Problem details: Without the pictures, copy all the entries below exactly.

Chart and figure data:
== == ==

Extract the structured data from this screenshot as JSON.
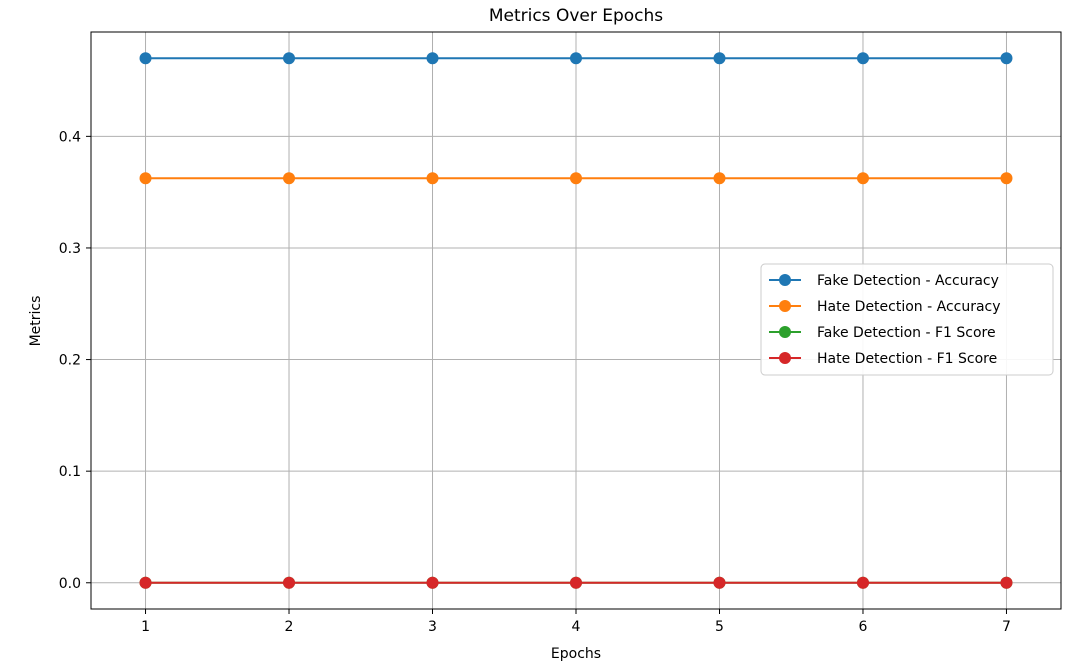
{
  "chart_data": {
    "type": "line",
    "title": "Metrics Over Epochs",
    "xlabel": "Epochs",
    "ylabel": "Metrics",
    "x": [
      1,
      2,
      3,
      4,
      5,
      6,
      7
    ],
    "xlim": [
      0.62,
      7.38
    ],
    "ylim": [
      -0.0235,
      0.4935
    ],
    "xticks": [
      1,
      2,
      3,
      4,
      5,
      6,
      7
    ],
    "yticks": [
      0.0,
      0.1,
      0.2,
      0.3,
      0.4
    ],
    "ytick_labels": [
      "0.0",
      "0.1",
      "0.2",
      "0.3",
      "0.4"
    ],
    "grid": true,
    "legend_position": "center-right",
    "series": [
      {
        "name": "Fake Detection - Accuracy",
        "color": "#1f77b4",
        "marker": "circle",
        "values": [
          0.47,
          0.47,
          0.47,
          0.47,
          0.47,
          0.47,
          0.47
        ]
      },
      {
        "name": "Hate Detection - Accuracy",
        "color": "#ff7f0e",
        "marker": "circle",
        "values": [
          0.3625,
          0.3625,
          0.3625,
          0.3625,
          0.3625,
          0.3625,
          0.3625
        ]
      },
      {
        "name": "Fake Detection - F1 Score",
        "color": "#2ca02c",
        "marker": "circle",
        "values": [
          0,
          0,
          0,
          0,
          0,
          0,
          0
        ]
      },
      {
        "name": "Hate Detection - F1 Score",
        "color": "#d62728",
        "marker": "circle",
        "values": [
          0,
          0,
          0,
          0,
          0,
          0,
          0
        ]
      }
    ]
  }
}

== == ==

Final result:
Extract the structured data from this screenshot as JSON.
{
  "chart_data": {
    "type": "line",
    "title": "Metrics Over Epochs",
    "xlabel": "Epochs",
    "ylabel": "Metrics",
    "x": [
      1,
      2,
      3,
      4,
      5,
      6,
      7
    ],
    "xlim": [
      0.62,
      7.38
    ],
    "ylim": [
      -0.0235,
      0.4935
    ],
    "xticks": [
      1,
      2,
      3,
      4,
      5,
      6,
      7
    ],
    "yticks": [
      0.0,
      0.1,
      0.2,
      0.3,
      0.4
    ],
    "ytick_labels": [
      "0.0",
      "0.1",
      "0.2",
      "0.3",
      "0.4"
    ],
    "grid": true,
    "legend_position": "center-right",
    "series": [
      {
        "name": "Fake Detection - Accuracy",
        "color": "#1f77b4",
        "marker": "circle",
        "values": [
          0.47,
          0.47,
          0.47,
          0.47,
          0.47,
          0.47,
          0.47
        ]
      },
      {
        "name": "Hate Detection - Accuracy",
        "color": "#ff7f0e",
        "marker": "circle",
        "values": [
          0.3625,
          0.3625,
          0.3625,
          0.3625,
          0.3625,
          0.3625,
          0.3625
        ]
      },
      {
        "name": "Fake Detection - F1 Score",
        "color": "#2ca02c",
        "marker": "circle",
        "values": [
          0,
          0,
          0,
          0,
          0,
          0,
          0
        ]
      },
      {
        "name": "Hate Detection - F1 Score",
        "color": "#d62728",
        "marker": "circle",
        "values": [
          0,
          0,
          0,
          0,
          0,
          0,
          0
        ]
      }
    ]
  }
}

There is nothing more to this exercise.